> **Task details**: Make an exact copy of all the entries, but do not reproduce the pictures.

[Figure content listings]

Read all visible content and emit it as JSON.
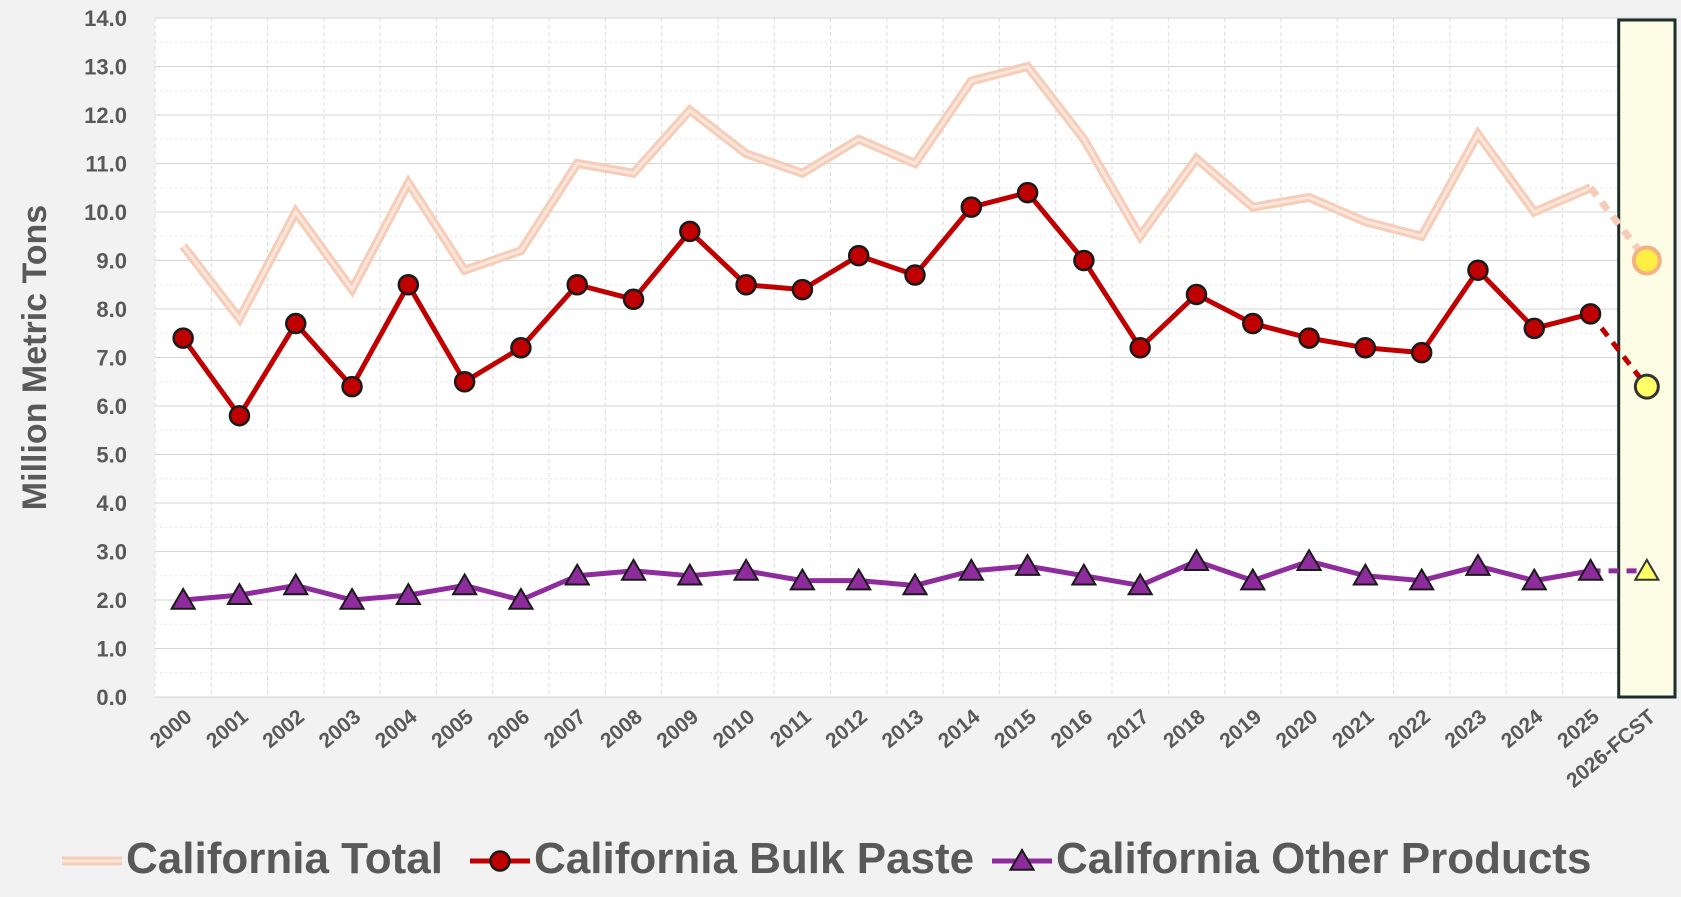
{
  "chart_data": {
    "type": "line",
    "categories": [
      "2000",
      "2001",
      "2002",
      "2003",
      "2004",
      "2005",
      "2006",
      "2007",
      "2008",
      "2009",
      "2010",
      "2011",
      "2012",
      "2013",
      "2014",
      "2015",
      "2016",
      "2017",
      "2018",
      "2019",
      "2020",
      "2021",
      "2022",
      "2023",
      "2024",
      "2025",
      "2026-FCST"
    ],
    "ylabel": "Million Metric Tons",
    "ylim": [
      0,
      14
    ],
    "ytick_labels": [
      "0.0",
      "1.0",
      "2.0",
      "3.0",
      "4.0",
      "5.0",
      "6.0",
      "7.0",
      "8.0",
      "9.0",
      "10.0",
      "11.0",
      "12.0",
      "13.0",
      "14.0"
    ],
    "grid": true,
    "legend_position": "bottom",
    "forecast_category": "2026-FCST",
    "series": [
      {
        "name": "California Total",
        "color": "#f4c2ab",
        "marker": "none",
        "values": [
          9.3,
          7.8,
          10.0,
          8.4,
          10.6,
          8.8,
          9.2,
          11.0,
          10.8,
          12.1,
          11.2,
          10.8,
          11.5,
          11.0,
          12.7,
          13.0,
          11.5,
          9.5,
          11.1,
          10.1,
          10.3,
          9.8,
          9.5,
          11.6,
          10.0,
          10.5,
          9.0
        ]
      },
      {
        "name": "California Bulk Paste",
        "color": "#c00000",
        "marker": "circle",
        "values": [
          7.4,
          5.8,
          7.7,
          6.4,
          8.5,
          6.5,
          7.2,
          8.5,
          8.2,
          9.6,
          8.5,
          8.4,
          9.1,
          8.7,
          10.1,
          10.4,
          9.0,
          7.2,
          8.3,
          7.7,
          7.4,
          7.2,
          7.1,
          8.8,
          7.6,
          7.9,
          6.4
        ]
      },
      {
        "name": "California Other Products",
        "color": "#8e2c9e",
        "marker": "triangle",
        "values": [
          2.0,
          2.1,
          2.3,
          2.0,
          2.1,
          2.3,
          2.0,
          2.5,
          2.6,
          2.5,
          2.6,
          2.4,
          2.4,
          2.3,
          2.6,
          2.7,
          2.5,
          2.3,
          2.8,
          2.4,
          2.8,
          2.5,
          2.4,
          2.7,
          2.4,
          2.6,
          2.6
        ]
      }
    ],
    "forecast_marker_colors": {
      "total_fill": "#ffee44",
      "total_stroke": "#f4b183",
      "paste_fill": "#ffff66",
      "paste_stroke": "#333333",
      "other_fill": "#ffff66",
      "other_stroke": "#333333",
      "highlight_bg": "#fdfde6",
      "highlight_border": "#1f2d2d"
    }
  }
}
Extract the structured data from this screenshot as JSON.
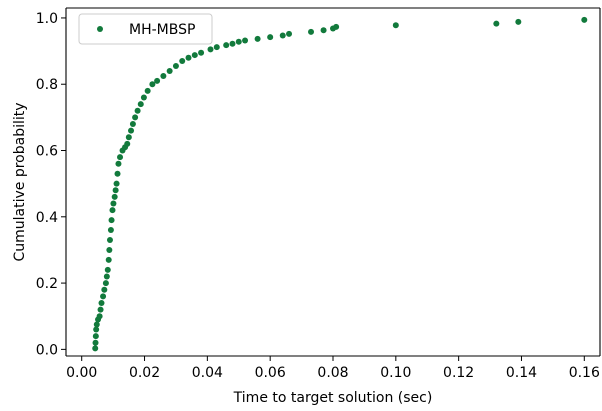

> **The result**:
Read all visible content and emit it as JSON.
{
  "chart_data": {
    "type": "line",
    "categories": [
      "2000",
      "2001",
      "2002",
      "2003",
      "2004",
      "2005",
      "2006",
      "2007",
      "2008",
      "2009",
      "2010",
      "2011",
      "2012",
      "2013",
      "2014",
      "2015",
      "2016",
      "2017",
      "2018",
      "2019",
      "2020",
      "2021",
      "2022",
      "2023",
      "2024",
      "2025",
      "2026-FCST"
    ],
    "ylabel": "Million Metric Tons",
    "ylim": [
      0,
      14
    ],
    "ytick_labels": [
      "0.0",
      "1.0",
      "2.0",
      "3.0",
      "4.0",
      "5.0",
      "6.0",
      "7.0",
      "8.0",
      "9.0",
      "10.0",
      "11.0",
      "12.0",
      "13.0",
      "14.0"
    ],
    "grid": true,
    "legend_position": "bottom",
    "forecast_category": "2026-FCST",
    "series": [
      {
        "name": "California Total",
        "color": "#f4c2ab",
        "marker": "none",
        "values": [
          9.3,
          7.8,
          10.0,
          8.4,
          10.6,
          8.8,
          9.2,
          11.0,
          10.8,
          12.1,
          11.2,
          10.8,
          11.5,
          11.0,
          12.7,
          13.0,
          11.5,
          9.5,
          11.1,
          10.1,
          10.3,
          9.8,
          9.5,
          11.6,
          10.0,
          10.5,
          9.0
        ]
      },
      {
        "name": "California Bulk Paste",
        "color": "#c00000",
        "marker": "circle",
        "values": [
          7.4,
          5.8,
          7.7,
          6.4,
          8.5,
          6.5,
          7.2,
          8.5,
          8.2,
          9.6,
          8.5,
          8.4,
          9.1,
          8.7,
          10.1,
          10.4,
          9.0,
          7.2,
          8.3,
          7.7,
          7.4,
          7.2,
          7.1,
          8.8,
          7.6,
          7.9,
          6.4
        ]
      },
      {
        "name": "California Other Products",
        "color": "#8e2c9e",
        "marker": "triangle",
        "values": [
          2.0,
          2.1,
          2.3,
          2.0,
          2.1,
          2.3,
          2.0,
          2.5,
          2.6,
          2.5,
          2.6,
          2.4,
          2.4,
          2.3,
          2.6,
          2.7,
          2.5,
          2.3,
          2.8,
          2.4,
          2.8,
          2.5,
          2.4,
          2.7,
          2.4,
          2.6,
          2.6
        ]
      }
    ],
    "forecast_marker_colors": {
      "total_fill": "#ffee44",
      "total_stroke": "#f4b183",
      "paste_fill": "#ffff66",
      "paste_stroke": "#333333",
      "other_fill": "#ffff66",
      "other_stroke": "#333333",
      "highlight_bg": "#fdfde6",
      "highlight_border": "#1f2d2d"
    }
  }
}
Extract the structured data from this screenshot as JSON.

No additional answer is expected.